What is expected >> Restate the complete material exactly.

[Extracted records]
------------------------------------------------

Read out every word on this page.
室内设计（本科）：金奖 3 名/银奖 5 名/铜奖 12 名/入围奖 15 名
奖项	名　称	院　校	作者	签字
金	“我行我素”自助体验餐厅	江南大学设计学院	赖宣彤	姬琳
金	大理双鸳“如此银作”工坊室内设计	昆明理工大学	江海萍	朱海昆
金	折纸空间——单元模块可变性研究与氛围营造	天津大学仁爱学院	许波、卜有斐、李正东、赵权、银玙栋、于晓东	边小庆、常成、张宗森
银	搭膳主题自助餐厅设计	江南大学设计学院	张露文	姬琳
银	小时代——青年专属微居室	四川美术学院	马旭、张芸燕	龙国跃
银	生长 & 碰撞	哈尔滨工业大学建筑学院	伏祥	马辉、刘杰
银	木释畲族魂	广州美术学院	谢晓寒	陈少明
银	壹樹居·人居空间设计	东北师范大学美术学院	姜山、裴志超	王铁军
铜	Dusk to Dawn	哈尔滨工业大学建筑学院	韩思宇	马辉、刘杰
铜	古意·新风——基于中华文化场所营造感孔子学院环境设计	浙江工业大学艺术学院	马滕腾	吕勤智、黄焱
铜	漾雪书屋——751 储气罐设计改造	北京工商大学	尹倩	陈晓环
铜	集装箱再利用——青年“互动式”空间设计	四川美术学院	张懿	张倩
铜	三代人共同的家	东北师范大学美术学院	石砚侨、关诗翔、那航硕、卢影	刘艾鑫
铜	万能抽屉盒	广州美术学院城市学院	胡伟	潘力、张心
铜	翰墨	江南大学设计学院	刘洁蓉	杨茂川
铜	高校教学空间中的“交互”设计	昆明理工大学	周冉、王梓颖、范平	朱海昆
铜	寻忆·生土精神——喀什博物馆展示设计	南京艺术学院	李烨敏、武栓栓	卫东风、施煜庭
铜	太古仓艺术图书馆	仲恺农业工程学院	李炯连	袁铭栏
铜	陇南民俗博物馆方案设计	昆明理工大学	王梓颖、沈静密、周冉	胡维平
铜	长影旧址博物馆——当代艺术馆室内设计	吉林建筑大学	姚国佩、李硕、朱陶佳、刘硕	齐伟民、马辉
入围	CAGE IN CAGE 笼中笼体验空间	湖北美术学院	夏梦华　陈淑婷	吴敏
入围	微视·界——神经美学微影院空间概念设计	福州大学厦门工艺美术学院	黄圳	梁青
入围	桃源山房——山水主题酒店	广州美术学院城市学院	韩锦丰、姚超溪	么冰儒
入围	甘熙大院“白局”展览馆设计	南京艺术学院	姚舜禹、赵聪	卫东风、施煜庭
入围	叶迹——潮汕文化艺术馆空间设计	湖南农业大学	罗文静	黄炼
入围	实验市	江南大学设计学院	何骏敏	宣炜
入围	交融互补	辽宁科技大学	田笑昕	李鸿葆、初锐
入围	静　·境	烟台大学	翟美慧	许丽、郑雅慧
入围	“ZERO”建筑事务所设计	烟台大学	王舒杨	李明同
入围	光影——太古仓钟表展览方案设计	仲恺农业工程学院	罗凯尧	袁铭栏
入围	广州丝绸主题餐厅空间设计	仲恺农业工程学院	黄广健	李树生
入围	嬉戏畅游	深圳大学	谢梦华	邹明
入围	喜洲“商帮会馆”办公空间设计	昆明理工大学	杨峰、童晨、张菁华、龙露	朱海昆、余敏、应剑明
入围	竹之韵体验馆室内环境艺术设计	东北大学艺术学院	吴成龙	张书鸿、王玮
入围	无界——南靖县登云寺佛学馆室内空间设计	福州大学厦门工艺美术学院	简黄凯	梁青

------------------------------------------------

Written reply >>
Read out every word on this page.
室内设计（本科）：金奖 3 名/银奖 5 名/铜奖 12 名/入围奖 15 名
奖项	名　称	院　校	作者	签字
金	“我行我素”自助体验餐厅	江南大学设计学院	赖宣彤	姬琳
金	大理双鸳“如此银作”工坊室内设计	昆明理工大学	江海萍	朱海昆
金	折纸空间——单元模块可变性研究与氛围营造	天津大学仁爱学院	许波、卜有斐、李正东、赵权、银玙栋、于晓东	边小庆、常成、张宗森
银	搭膳主题自助餐厅设计	江南大学设计学院	张露文	姬琳
银	小时代——青年专属微居室	四川美术学院	马旭、张芸燕	龙国跃
银	生长 & 碰撞	哈尔滨工业大学建筑学院	伏祥	马辉、刘杰
银	木释畲族魂	广州美术学院	谢晓寒	陈少明
银	壹樹居·人居空间设计	东北师范大学美术学院	姜山、裴志超	王铁军
铜	Dusk to Dawn	哈尔滨工业大学建筑学院	韩思宇	马辉、刘杰
铜	古意·新风——基于中华文化场所营造感孔子学院环境设计	浙江工业大学艺术学院	马滕腾	吕勤智、黄焱
铜	漾雪书屋——751 储气罐设计改造	北京工商大学	尹倩	陈晓环
铜	集装箱再利用——青年“互动式”空间设计	四川美术学院	张懿	张倩
铜	三代人共同的家	东北师范大学美术学院	石砚侨、关诗翔、那航硕、卢影	刘艾鑫
铜	万能抽屉盒	广州美术学院城市学院	胡伟	潘力、张心
铜	翰墨	江南大学设计学院	刘洁蓉	杨茂川
铜	高校教学空间中的“交互”设计	昆明理工大学	周冉、王梓颖、范平	朱海昆
铜	寻忆·生土精神——喀什博物馆展示设计	南京艺术学院	李烨敏、武栓栓	卫东风、施煜庭
铜	太古仓艺术图书馆	仲恺农业工程学院	李炯连	袁铭栏
铜	陇南民俗博物馆方案设计	昆明理工大学	王梓颖、沈静密、周冉	胡维平
铜	长影旧址博物馆——当代艺术馆室内设计	吉林建筑大学	姚国佩、李硕、朱陶佳、刘硕	齐伟民、马辉
入围	CAGE IN CAGE 笼中笼体验空间	湖北美术学院	夏梦华　陈淑婷	吴敏
入围	微视·界——神经美学微影院空间概念设计	福州大学厦门工艺美术学院	黄圳	梁青
入围	桃源山房——山水主题酒店	广州美术学院城市学院	韩锦丰、姚超溪	么冰儒
入围	甘熙大院“白局”展览馆设计	南京艺术学院	姚舜禹、赵聪	卫东风、施煜庭
入围	叶迹——潮汕文化艺术馆空间设计	湖南农业大学	罗文静	黄炼
入围	实验市	江南大学设计学院	何骏敏	宣炜
入围	交融互补	辽宁科技大学	田笑昕	李鸿葆、初锐
入围	静　·境	烟台大学	翟美慧	许丽、郑雅慧
入围	“ZERO”建筑事务所设计	烟台大学	王舒杨	李明同
入围	光影——太古仓钟表展览方案设计	仲恺农业工程学院	罗凯尧	袁铭栏
入围	广州丝绸主题餐厅空间设计	仲恺农业工程学院	黄广健	李树生
入围	嬉戏畅游	深圳大学	谢梦华	邹明
入围	喜洲“商帮会馆”办公空间设计	昆明理工大学	杨峰、童晨、张菁华、龙露	朱海昆、余敏、应剑明
入围	竹之韵体验馆室内环境艺术设计	东北大学艺术学院	吴成龙	张书鸿、王玮
入围	无界——南靖县登云寺佛学馆室内空间设计	福州大学厦门工艺美术学院	简黄凯	梁青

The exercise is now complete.